■ **Task directions**:
Reproduce verbatim the lines of the records from the one containing "- Text: O: O: [190, 63, 199, 76]" through the one containing "Give me the".

[Spatial layout records]
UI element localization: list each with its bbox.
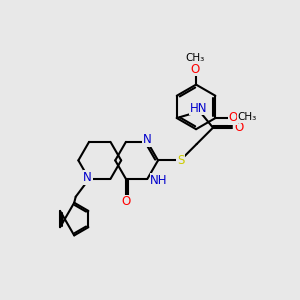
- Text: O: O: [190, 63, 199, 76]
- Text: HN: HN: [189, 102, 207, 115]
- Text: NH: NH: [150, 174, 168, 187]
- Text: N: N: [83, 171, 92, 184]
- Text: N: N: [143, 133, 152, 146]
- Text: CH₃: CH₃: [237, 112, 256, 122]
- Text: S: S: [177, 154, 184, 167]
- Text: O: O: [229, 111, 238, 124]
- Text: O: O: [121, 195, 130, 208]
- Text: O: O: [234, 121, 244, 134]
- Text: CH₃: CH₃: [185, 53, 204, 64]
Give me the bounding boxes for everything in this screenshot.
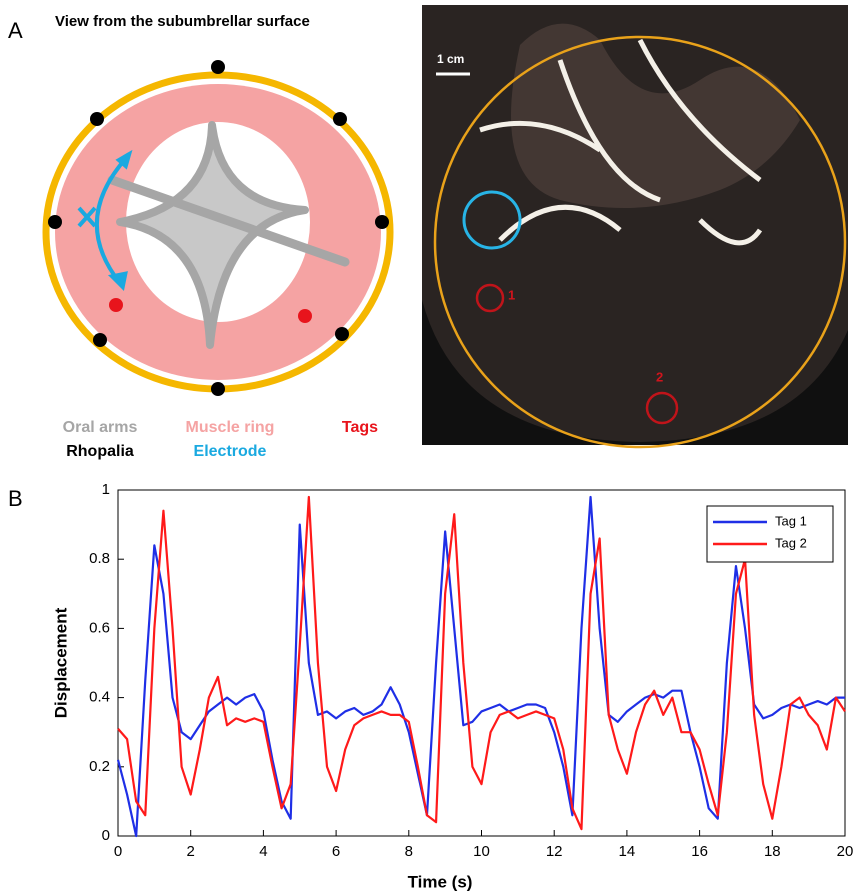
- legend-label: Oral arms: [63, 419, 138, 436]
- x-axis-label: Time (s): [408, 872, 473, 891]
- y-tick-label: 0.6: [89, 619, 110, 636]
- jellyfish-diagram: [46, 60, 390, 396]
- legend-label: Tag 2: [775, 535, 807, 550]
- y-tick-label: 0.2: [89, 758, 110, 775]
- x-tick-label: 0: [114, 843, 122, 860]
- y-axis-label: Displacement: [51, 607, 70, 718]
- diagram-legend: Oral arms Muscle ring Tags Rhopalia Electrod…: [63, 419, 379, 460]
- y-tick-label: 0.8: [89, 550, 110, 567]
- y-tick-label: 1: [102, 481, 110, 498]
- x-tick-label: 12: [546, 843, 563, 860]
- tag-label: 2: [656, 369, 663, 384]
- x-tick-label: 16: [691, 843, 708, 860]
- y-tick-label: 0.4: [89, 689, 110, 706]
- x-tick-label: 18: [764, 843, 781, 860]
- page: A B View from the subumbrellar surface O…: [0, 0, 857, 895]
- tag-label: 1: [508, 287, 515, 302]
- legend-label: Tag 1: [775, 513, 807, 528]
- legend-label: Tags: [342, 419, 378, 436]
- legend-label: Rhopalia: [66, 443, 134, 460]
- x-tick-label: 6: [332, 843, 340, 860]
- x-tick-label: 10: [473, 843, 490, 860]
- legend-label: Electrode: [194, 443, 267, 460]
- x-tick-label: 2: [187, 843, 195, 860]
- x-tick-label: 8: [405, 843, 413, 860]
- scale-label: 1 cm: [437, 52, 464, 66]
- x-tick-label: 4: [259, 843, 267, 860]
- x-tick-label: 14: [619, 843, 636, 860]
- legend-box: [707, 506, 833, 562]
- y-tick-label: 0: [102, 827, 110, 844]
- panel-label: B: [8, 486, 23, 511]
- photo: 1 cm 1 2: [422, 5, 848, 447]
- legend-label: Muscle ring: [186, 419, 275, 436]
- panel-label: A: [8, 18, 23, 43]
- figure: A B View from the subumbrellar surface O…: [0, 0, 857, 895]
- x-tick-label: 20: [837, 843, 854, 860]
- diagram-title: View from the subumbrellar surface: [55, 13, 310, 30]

---

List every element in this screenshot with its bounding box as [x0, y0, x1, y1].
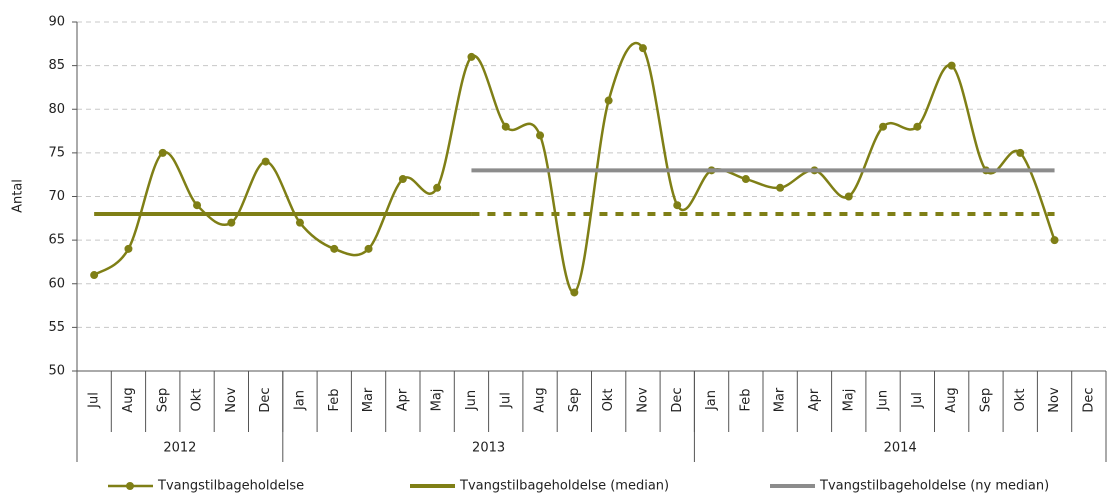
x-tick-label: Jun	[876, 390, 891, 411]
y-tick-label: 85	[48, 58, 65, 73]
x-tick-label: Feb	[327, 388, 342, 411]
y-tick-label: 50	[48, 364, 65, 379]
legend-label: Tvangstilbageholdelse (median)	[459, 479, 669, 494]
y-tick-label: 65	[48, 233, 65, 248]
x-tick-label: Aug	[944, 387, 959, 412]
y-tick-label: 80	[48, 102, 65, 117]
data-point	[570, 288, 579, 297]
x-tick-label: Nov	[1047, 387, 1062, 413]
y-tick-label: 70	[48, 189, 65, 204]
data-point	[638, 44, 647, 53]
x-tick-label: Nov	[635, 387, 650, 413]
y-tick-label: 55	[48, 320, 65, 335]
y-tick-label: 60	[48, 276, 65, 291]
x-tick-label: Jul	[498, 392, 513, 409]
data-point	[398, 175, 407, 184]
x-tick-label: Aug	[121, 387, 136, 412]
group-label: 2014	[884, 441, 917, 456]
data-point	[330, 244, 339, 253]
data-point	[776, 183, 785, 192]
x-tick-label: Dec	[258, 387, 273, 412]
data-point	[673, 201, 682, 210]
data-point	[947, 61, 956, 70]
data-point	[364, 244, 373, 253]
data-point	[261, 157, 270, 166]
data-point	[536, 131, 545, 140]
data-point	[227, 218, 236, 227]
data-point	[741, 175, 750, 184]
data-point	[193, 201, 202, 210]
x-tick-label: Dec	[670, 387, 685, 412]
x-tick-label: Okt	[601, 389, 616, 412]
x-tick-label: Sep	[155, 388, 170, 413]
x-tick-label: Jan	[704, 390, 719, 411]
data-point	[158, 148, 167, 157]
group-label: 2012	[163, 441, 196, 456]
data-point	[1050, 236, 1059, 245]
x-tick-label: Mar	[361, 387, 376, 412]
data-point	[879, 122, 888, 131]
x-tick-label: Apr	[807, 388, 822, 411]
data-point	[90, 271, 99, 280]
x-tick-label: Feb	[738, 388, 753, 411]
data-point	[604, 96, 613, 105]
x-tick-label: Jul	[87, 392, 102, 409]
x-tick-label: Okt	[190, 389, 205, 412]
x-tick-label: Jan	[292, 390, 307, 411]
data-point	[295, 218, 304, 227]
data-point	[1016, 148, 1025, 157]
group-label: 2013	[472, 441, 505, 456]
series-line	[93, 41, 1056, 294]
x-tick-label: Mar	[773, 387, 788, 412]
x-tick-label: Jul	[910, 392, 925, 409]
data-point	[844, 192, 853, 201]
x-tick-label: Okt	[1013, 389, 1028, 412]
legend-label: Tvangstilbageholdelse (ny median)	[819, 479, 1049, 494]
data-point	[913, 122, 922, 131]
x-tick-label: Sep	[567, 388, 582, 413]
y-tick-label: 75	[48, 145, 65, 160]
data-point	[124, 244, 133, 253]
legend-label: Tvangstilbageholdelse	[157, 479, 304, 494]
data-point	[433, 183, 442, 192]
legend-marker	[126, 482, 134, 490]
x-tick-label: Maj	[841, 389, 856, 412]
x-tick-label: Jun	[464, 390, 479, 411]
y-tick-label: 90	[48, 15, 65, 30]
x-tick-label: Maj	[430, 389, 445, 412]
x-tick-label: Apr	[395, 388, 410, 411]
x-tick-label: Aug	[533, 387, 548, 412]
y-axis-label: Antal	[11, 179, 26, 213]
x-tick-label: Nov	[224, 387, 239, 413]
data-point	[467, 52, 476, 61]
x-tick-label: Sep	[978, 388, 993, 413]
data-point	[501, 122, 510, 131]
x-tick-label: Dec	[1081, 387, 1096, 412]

■ **Reply**:
- Text: O: O: [190, 63, 199, 76]
- Text: HN: HN: [189, 102, 207, 115]
- Text: NH: NH: [150, 174, 168, 187]
- Text: N: N: [83, 171, 92, 184]
- Text: N: N: [143, 133, 152, 146]
- Text: CH₃: CH₃: [237, 112, 256, 122]
- Text: S: S: [177, 154, 184, 167]
- Text: O: O: [229, 111, 238, 124]
- Text: O: O: [121, 195, 130, 208]
- Text: O: O: [234, 121, 244, 134]
- Text: CH₃: CH₃: [185, 53, 204, 64]
Give me the bounding boxes for everything in this screenshot.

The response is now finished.